WRITTEN TASK — Report how many lines include the word "databases", and nothing besides that number.

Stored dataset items
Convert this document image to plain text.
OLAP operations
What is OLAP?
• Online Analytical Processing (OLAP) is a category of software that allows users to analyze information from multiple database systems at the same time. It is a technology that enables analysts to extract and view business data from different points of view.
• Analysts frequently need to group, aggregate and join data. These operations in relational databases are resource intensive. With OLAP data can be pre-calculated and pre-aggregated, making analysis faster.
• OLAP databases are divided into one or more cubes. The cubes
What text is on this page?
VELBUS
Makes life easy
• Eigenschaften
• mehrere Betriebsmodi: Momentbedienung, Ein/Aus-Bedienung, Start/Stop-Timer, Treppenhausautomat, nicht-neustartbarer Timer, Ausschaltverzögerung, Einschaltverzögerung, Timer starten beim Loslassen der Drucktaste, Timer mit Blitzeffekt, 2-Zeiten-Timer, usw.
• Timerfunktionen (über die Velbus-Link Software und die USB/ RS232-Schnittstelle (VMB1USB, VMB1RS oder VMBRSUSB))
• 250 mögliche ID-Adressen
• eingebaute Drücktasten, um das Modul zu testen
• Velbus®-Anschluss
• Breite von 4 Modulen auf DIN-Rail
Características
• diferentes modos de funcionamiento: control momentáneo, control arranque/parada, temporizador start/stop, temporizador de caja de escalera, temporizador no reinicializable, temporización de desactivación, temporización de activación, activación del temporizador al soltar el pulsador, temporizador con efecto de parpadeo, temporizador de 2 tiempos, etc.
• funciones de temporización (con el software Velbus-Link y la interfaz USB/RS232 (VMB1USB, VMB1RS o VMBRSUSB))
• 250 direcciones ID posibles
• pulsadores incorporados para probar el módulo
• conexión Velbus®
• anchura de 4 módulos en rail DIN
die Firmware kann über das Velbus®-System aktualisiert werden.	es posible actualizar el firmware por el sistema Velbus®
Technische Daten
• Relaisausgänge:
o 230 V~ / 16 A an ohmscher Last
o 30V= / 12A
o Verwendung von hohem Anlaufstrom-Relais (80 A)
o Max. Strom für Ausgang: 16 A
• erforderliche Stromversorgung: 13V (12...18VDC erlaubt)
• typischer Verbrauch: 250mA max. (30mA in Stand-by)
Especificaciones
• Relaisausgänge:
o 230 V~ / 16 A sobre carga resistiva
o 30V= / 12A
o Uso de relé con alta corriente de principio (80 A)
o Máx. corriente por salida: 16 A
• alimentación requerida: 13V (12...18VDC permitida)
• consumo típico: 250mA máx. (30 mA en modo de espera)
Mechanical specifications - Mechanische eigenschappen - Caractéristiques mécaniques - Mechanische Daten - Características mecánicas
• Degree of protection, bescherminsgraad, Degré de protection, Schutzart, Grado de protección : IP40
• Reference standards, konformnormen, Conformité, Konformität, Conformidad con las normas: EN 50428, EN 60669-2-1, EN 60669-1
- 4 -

ANSWER TO THE EXERCISE — 2